The request: Transcribe each record below word for word.

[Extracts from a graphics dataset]
--- START ---

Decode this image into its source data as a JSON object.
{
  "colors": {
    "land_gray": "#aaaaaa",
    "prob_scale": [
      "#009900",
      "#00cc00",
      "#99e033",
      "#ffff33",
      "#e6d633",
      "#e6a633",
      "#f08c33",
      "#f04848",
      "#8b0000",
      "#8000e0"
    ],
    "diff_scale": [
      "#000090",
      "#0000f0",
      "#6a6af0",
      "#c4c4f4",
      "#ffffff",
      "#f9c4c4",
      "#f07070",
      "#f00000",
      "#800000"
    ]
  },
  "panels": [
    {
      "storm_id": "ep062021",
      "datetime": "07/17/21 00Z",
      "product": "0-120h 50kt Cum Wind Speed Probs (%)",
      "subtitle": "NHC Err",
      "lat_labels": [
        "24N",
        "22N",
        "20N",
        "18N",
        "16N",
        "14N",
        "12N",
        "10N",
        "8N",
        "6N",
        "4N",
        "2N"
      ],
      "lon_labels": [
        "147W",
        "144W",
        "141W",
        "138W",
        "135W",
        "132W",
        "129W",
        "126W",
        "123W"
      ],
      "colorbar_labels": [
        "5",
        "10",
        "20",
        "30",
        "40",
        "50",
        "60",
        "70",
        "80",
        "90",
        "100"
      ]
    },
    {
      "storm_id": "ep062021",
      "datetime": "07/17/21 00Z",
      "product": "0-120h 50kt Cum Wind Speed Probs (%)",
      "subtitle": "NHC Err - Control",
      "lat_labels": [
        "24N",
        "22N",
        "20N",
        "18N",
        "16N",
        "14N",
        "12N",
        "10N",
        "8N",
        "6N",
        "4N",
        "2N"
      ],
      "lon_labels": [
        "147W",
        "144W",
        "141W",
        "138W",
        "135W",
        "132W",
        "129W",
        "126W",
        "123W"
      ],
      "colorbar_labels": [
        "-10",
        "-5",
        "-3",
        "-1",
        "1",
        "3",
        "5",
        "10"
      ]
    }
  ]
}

--- END ---

Exercise solution:
Decode this image into its source data as a JSON object.
{
  "colors": {
    "land_gray": "#aaaaaa",
    "prob_scale": [
      "#009900",
      "#00cc00",
      "#99e033",
      "#ffff33",
      "#e6d633",
      "#e6a633",
      "#f08c33",
      "#f04848",
      "#8b0000",
      "#8000e0"
    ],
    "diff_scale": [
      "#000090",
      "#0000f0",
      "#6a6af0",
      "#c4c4f4",
      "#ffffff",
      "#f9c4c4",
      "#f07070",
      "#f00000",
      "#800000"
    ]
  },
  "panels": [
    {
      "storm_id": "ep062021",
      "datetime": "07/17/21 00Z",
      "product": "0-120h 50kt Cum Wind Speed Probs (%)",
      "subtitle": "NHC Err",
      "lat_labels": [
        "24N",
        "22N",
        "20N",
        "18N",
        "16N",
        "14N",
        "12N",
        "10N",
        "8N",
        "6N",
        "4N",
        "2N"
      ],
      "lon_labels": [
        "147W",
        "144W",
        "141W",
        "138W",
        "135W",
        "132W",
        "129W",
        "126W",
        "123W"
      ],
      "colorbar_labels": [
        "5",
        "10",
        "20",
        "30",
        "40",
        "50",
        "60",
        "70",
        "80",
        "90",
        "100"
      ]
    },
    {
      "storm_id": "ep062021",
      "datetime": "07/17/21 00Z",
      "product": "0-120h 50kt Cum Wind Speed Probs (%)",
      "subtitle": "NHC Err - Control",
      "lat_labels": [
        "24N",
        "22N",
        "20N",
        "18N",
        "16N",
        "14N",
        "12N",
        "10N",
        "8N",
        "6N",
        "4N",
        "2N"
      ],
      "lon_labels": [
        "147W",
        "144W",
        "141W",
        "138W",
        "135W",
        "132W",
        "129W",
        "126W",
        "123W"
      ],
      "colorbar_labels": [
        "-10",
        "-5",
        "-3",
        "-1",
        "1",
        "3",
        "5",
        "10"
      ]
    }
  ]
}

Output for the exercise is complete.